> [WORK REQUIRED]
Your task is to output the listing word for word, with pictures excluded.

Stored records

----------------

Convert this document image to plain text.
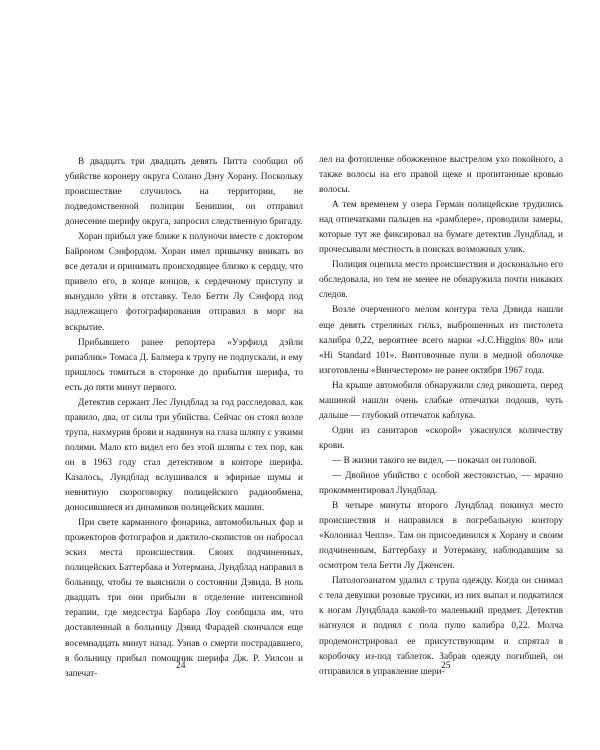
В двадцать три двадцать девять Питта сообщил об убийстве коронеру округа Солано Дэну Хорану. Поскольку происшествие случилось на территории, не подведомственной полиции Бенишии, он отправил донесение шерифу округа, запросил следственную бригаду.

Хоран прибыл уже ближе к полуночи вместе с доктором Байроном Сэнфордом. Хоран имел привычку вникать во все детали и принимать происходящее близко к сердцу, что привело его, в конце концов, к сердечному приступу и вынудило уйти в отставку. Тело Бетти Лу Сэнфорд под надлежащего фотографирования отправил в морг на вскрытие.

Прибывшего ранее репортера «Уэрфилд дэйли рипаблик» Томаса Д. Балмера к трупу не подпускали, и ему пришлось томиться в сторонке до прибытия шерифа, то есть до пяти минут первого.

Детектив сержант Лес Лундблад за год расследовал, как правило, два, от силы три убийства. Сейчас он стоял возле трупа, нахмурив брови и надвинув на глаза шляпу с узкими полями. Мало кто видел его без этой шляпы с тех пор, как он в 1963 году стал детективом в конторе шерифа. Казалось, Лундблад вслушивался в эфирные шумы и невнятную скороговорку полицейского радиообмена, доносившиеся из динамиков полицейских машин.

При свете карманного фонарика, автомобильных фар и прожекторов фотографов и дактило-скопистов он набросал эскиз места происшествия. Своих подчиненных, полицейских Баттербака и Уотермана, Лундблад направил в больницу, чтобы те выяснили о состоянии Дэвида. В ноль двадцать три они прибыли в отделение интенсивной терапии, где медсестра Барбара Лоу сообщила им, что доставленный в больницу Дэвид Фарадей скончался еще восемнадцать минут назад. Узнав о смерти пострадавшего, в больницу прибыл помощник шерифа Дж. Р. Уилсон и запечат-

24

лел на фотопленке обожженное выстрелом ухо покойного, а также волосы на его правой щеке и пропитанные кровью волосы.

А тем временем у озера Герман полицейские трудились над отпечатками пальцев на «рамблере», проводили замеры, которые тут же фиксировал на бумаге детектив Лундблад, и прочесывали местность в поисках возможных улик.

Полиция оцепила место происшествия и досконально его обследовала, но тем не менее не обнаружила почти никаких следов.

Возле очерченного мелом контура тела Дэвида нашли еще девять стреляных гильз, выброшенных из пистолета калибра 0,22, вероятнее всего марки «J.C.Higgins 80» или «Hi Standard 101». Винтовочные пули в медной оболочке изготовлены «Винчестером» не ранее октября 1967 года.

На крыше автомобиля обнаружили след рикошета, перед машиной нашли очень слабые отпечатки подошв, чуть дальше — глубокий отпечаток каблука.

Один из санитаров «скорой» ужаснулся количеству крови.

— В жизни такого не видел, — покачал он головой.

— Двойное убийство с особой жестокостью, — мрачно прокомментировал Лундблад.

В четыре минуты второго Лундблад покинул место происшествия и направился в погребальную контору «Колониал Чеплз». Там он присоединился к Хорану и своим подчиненным, Баттербаху и Уотерману, наблюдавшим за осмотром тела Бетти Лу Дженсен.

Патологоанатом удалил с трупа одежду. Когда он снимал с тела девушки розовые трусики, из них выпал и подкатился к ногам Лундблада какой-то маленький предмет. Детектив нагнулся и поднял с пола пулю калибра 0,22. Молча продемонстрировал ее присутствующим и спрятал в коробочку из-под таблеток. Забрав одежду погибшей, он отправился в управление шери-

25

----------------

> [ANSWER FOR THE TASK]
Convert this document image to plain text.
В двадцать три двадцать девять Питта сообщил об убийстве коронеру округа Солано Дэну Хорану. Поскольку происшествие случилось на территории, не подведомственной полиции Бенишии, он отправил донесение шерифу округа, запросил следственную бригаду.

Хоран прибыл уже ближе к полуночи вместе с доктором Байроном Сэнфордом. Хоран имел привычку вникать во все детали и принимать происходящее близко к сердцу, что привело его, в конце концов, к сердечному приступу и вынудило уйти в отставку. Тело Бетти Лу Сэнфорд под надлежащего фотографирования отправил в морг на вскрытие.

Прибывшего ранее репортера «Уэрфилд дэйли рипаблик» Томаса Д. Балмера к трупу не подпускали, и ему пришлось томиться в сторонке до прибытия шерифа, то есть до пяти минут первого.

Детектив сержант Лес Лундблад за год расследовал, как правило, два, от силы три убийства. Сейчас он стоял возле трупа, нахмурив брови и надвинув на глаза шляпу с узкими полями. Мало кто видел его без этой шляпы с тех пор, как он в 1963 году стал детективом в конторе шерифа. Казалось, Лундблад вслушивался в эфирные шумы и невнятную скороговорку полицейского радиообмена, доносившиеся из динамиков полицейских машин.

При свете карманного фонарика, автомобильных фар и прожекторов фотографов и дактило-скопистов он набросал эскиз места происшествия. Своих подчиненных, полицейских Баттербака и Уотермана, Лундблад направил в больницу, чтобы те выяснили о состоянии Дэвида. В ноль двадцать три они прибыли в отделение интенсивной терапии, где медсестра Барбара Лоу сообщила им, что доставленный в больницу Дэвид Фарадей скончался еще восемнадцать минут назад. Узнав о смерти пострадавшего, в больницу прибыл помощник шерифа Дж. Р. Уилсон и запечат-

24

лел на фотопленке обожженное выстрелом ухо покойного, а также волосы на его правой щеке и пропитанные кровью волосы.

А тем временем у озера Герман полицейские трудились над отпечатками пальцев на «рамблере», проводили замеры, которые тут же фиксировал на бумаге детектив Лундблад, и прочесывали местность в поисках возможных улик.

Полиция оцепила место происшествия и досконально его обследовала, но тем не менее не обнаружила почти никаких следов.

Возле очерченного мелом контура тела Дэвида нашли еще девять стреляных гильз, выброшенных из пистолета калибра 0,22, вероятнее всего марки «J.C.Higgins 80» или «Hi Standard 101». Винтовочные пули в медной оболочке изготовлены «Винчестером» не ранее октября 1967 года.

На крыше автомобиля обнаружили след рикошета, перед машиной нашли очень слабые отпечатки подошв, чуть дальше — глубокий отпечаток каблука.

Один из санитаров «скорой» ужаснулся количеству крови.

— В жизни такого не видел, — покачал он головой.

— Двойное убийство с особой жестокостью, — мрачно прокомментировал Лундблад.

В четыре минуты второго Лундблад покинул место происшествия и направился в погребальную контору «Колониал Чеплз». Там он присоединился к Хорану и своим подчиненным, Баттербаху и Уотерману, наблюдавшим за осмотром тела Бетти Лу Дженсен.

Патологоанатом удалил с трупа одежду. Когда он снимал с тела девушки розовые трусики, из них выпал и подкатился к ногам Лундблада какой-то маленький предмет. Детектив нагнулся и поднял с пола пулю калибра 0,22. Молча продемонстрировал ее присутствующим и спрятал в коробочку из-под таблеток. Забрав одежду погибшей, он отправился в управление шери-

25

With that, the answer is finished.